* Start INPUT *

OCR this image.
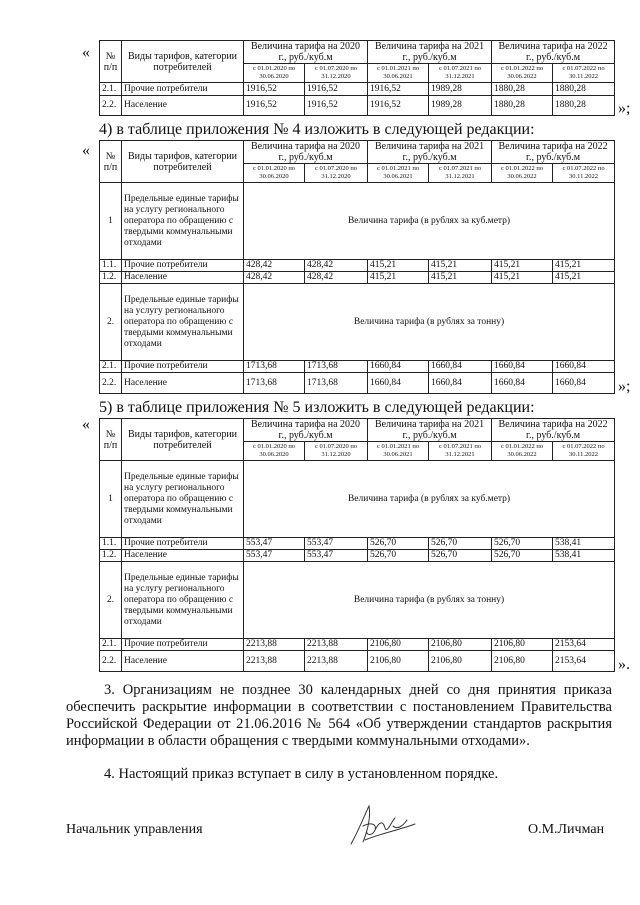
« № п/п	Виды тарифов, категории потребителей	Величина тарифа на 2020 г., руб./куб.м		Величина тарифа на 2021 г., руб./куб.м		Величина тарифа на 2022 г., руб./куб.м	
		с 01.01.2020 по 30.06.2020	с 01.07.2020 по 31.12.2020	с 01.01.2021 по 30.06.2021	с 01.07.2021 по 31.12.2021	с 01.01.2022 по 30.06.2022	с 01.07.2022 по 30.11.2022
2.1.	Прочие потребители	1916,52	1916,52	1916,52	1989,28	1880,28	1880,28
2.2.	Население	1916,52	1916,52	1916,52	1989,28	1880,28	1880,28 »;
4) в таблице приложения № 4 изложить в следующей редакции:
« № п/п	Виды тарифов, категории потребителей	Величина тарифа на 2020 г., руб./куб.м		Величина тарифа на 2021 г., руб./куб.м		Величина тарифа на 2022 г., руб./куб.м	
		с 01.01.2020 по 30.06.2020	с 01.07.2020 по 31.12.2020	с 01.01.2021 по 30.06.2021	с 01.07.2021 по 31.12.2021	с 01.01.2022 по 30.06.2022	с 01.07.2022 по 30.11.2022
1	Предельные единые тарифы на услугу регионального оператора по обращению с твердыми коммунальными отходами	Величина тарифа (в рублях за куб.метр)					
1.1.	Прочие потребители	428,42	428,42	415,21	415,21	415,21	415,21
1.2.	Население	428,42	428,42	415,21	415,21	415,21	415,21
2.	Предельные единые тарифы на услугу регионального оператора по обращению с твердыми коммунальными отходами	Величина тарифа (в рублях за тонну)					
2.1.	Прочие потребители	1713,68	1713,68	1660,84	1660,84	1660,84	1660,84
2.2.	Население	1713,68	1713,68	1660,84	1660,84	1660,84	1660,84 »;
5) в таблице приложения № 5 изложить в следующей редакции:
«
№ п/п	Виды тарифов, категории потребителей	Величина тарифа на 2020 г., руб./куб.м		Величина тарифа на 2021 г., руб./куб.м		Величина тарифа на 2022 г., руб./куб.м	
		с 01.01.2020 по 30.06.2020	с 01.07.2020 по 31.12.2020	с 01.01.2021 по 30.06.2021	с 01.07.2021 по 31.12.2021	с 01.01.2022 по 30.06.2022	с 01.07.2022 по 30.11.2022
1	Предельные единые тарифы на услугу регионального оператора по обращению с твердыми коммунальными отходами	Величина тарифа (в рублях за куб.метр)					
1.1.	Прочие потребители	553,47	553,47	526,70	526,70	526,70	538,41
1.2.	Население	553,47	553,47	526,70	526,70	526,70	538,41
2.	Предельные единые тарифы на услугу регионального оператора по обращению с твердыми коммунальными отходами	Величина тарифа (в рублях за тонну)					
2.1.	Прочие потребители	2213,88	2213,88	2106,80	2106,80	2106,80	2153,64
2.2.	Население	2213,88	2213,88	2106,80	2106,80	2106,80	2153,64 ».
3. Организациям не позднее 30 календарных дней со дня принятия приказа обеспечить раскрытие информации в соответствии с постановлением Правительства Российской Федерации от 21.06.2016 № 564 «Об утверждении стандартов раскрытия информации в области обращения с твердыми коммунальными отходами».
4. Настоящий приказ вступает в силу в установленном порядке.
Начальник управления	О.М.Личман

* End INPUT *

• BRIEF:
Repeat the preceding records precisely, and leave every picture out of the copy.

• WRITTEN RESPONSE:
OCR this image.
« № п/п	Виды тарифов, категории потребителей	Величина тарифа на 2020 г., руб./куб.м		Величина тарифа на 2021 г., руб./куб.м		Величина тарифа на 2022 г., руб./куб.м	
		с 01.01.2020 по 30.06.2020	с 01.07.2020 по 31.12.2020	с 01.01.2021 по 30.06.2021	с 01.07.2021 по 31.12.2021	с 01.01.2022 по 30.06.2022	с 01.07.2022 по 30.11.2022
2.1.	Прочие потребители	1916,52	1916,52	1916,52	1989,28	1880,28	1880,28
2.2.	Население	1916,52	1916,52	1916,52	1989,28	1880,28	1880,28 »;
4) в таблице приложения № 4 изложить в следующей редакции:
« № п/п	Виды тарифов, категории потребителей	Величина тарифа на 2020 г., руб./куб.м		Величина тарифа на 2021 г., руб./куб.м		Величина тарифа на 2022 г., руб./куб.м	
		с 01.01.2020 по 30.06.2020	с 01.07.2020 по 31.12.2020	с 01.01.2021 по 30.06.2021	с 01.07.2021 по 31.12.2021	с 01.01.2022 по 30.06.2022	с 01.07.2022 по 30.11.2022
1	Предельные единые тарифы на услугу регионального оператора по обращению с твердыми коммунальными отходами	Величина тарифа (в рублях за куб.метр)					
1.1.	Прочие потребители	428,42	428,42	415,21	415,21	415,21	415,21
1.2.	Население	428,42	428,42	415,21	415,21	415,21	415,21
2.	Предельные единые тарифы на услугу регионального оператора по обращению с твердыми коммунальными отходами	Величина тарифа (в рублях за тонну)					
2.1.	Прочие потребители	1713,68	1713,68	1660,84	1660,84	1660,84	1660,84
2.2.	Население	1713,68	1713,68	1660,84	1660,84	1660,84	1660,84 »;
5) в таблице приложения № 5 изложить в следующей редакции:
«
№ п/п	Виды тарифов, категории потребителей	Величина тарифа на 2020 г., руб./куб.м		Величина тарифа на 2021 г., руб./куб.м		Величина тарифа на 2022 г., руб./куб.м	
		с 01.01.2020 по 30.06.2020	с 01.07.2020 по 31.12.2020	с 01.01.2021 по 30.06.2021	с 01.07.2021 по 31.12.2021	с 01.01.2022 по 30.06.2022	с 01.07.2022 по 30.11.2022
1	Предельные единые тарифы на услугу регионального оператора по обращению с твердыми коммунальными отходами	Величина тарифа (в рублях за куб.метр)					
1.1.	Прочие потребители	553,47	553,47	526,70	526,70	526,70	538,41
1.2.	Население	553,47	553,47	526,70	526,70	526,70	538,41
2.	Предельные единые тарифы на услугу регионального оператора по обращению с твердыми коммунальными отходами	Величина тарифа (в рублях за тонну)					
2.1.	Прочие потребители	2213,88	2213,88	2106,80	2106,80	2106,80	2153,64
2.2.	Население	2213,88	2213,88	2106,80	2106,80	2106,80	2153,64 ».
3. Организациям не позднее 30 календарных дней со дня принятия приказа обеспечить раскрытие информации в соответствии с постановлением Правительства Российской Федерации от 21.06.2016 № 564 «Об утверждении стандартов раскрытия информации в области обращения с твердыми коммунальными отходами».
4. Настоящий приказ вступает в силу в установленном порядке.
Начальник управления	О.М.Личман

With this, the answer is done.